__What needs to be done__:
Filter the records for lines holding the string "north".

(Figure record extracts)
──────────────────────────────
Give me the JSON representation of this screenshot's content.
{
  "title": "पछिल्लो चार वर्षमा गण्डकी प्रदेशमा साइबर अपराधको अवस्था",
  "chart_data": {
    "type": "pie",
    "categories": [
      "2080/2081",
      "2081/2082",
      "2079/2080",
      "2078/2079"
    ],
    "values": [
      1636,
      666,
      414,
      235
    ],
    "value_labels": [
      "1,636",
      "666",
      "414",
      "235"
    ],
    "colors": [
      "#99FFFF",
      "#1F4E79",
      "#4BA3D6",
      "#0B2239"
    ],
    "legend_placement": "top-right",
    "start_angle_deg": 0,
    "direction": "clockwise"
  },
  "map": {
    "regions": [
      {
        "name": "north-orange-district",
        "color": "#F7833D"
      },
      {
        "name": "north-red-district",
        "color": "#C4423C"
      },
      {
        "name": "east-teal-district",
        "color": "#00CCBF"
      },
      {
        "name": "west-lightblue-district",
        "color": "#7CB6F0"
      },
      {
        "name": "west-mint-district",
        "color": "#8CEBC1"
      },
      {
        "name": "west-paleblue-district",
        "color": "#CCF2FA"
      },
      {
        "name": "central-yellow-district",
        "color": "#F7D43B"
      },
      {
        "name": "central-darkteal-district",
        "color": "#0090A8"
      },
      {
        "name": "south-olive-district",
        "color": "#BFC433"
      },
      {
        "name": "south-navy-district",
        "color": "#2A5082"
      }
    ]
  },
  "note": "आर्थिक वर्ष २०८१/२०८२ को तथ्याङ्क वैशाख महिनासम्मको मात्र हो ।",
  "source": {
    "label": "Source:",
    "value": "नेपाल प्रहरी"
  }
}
──────────────────────────────
__Solution for this problem__:
        "name": "north-orange-district",
        "name": "north-red-district",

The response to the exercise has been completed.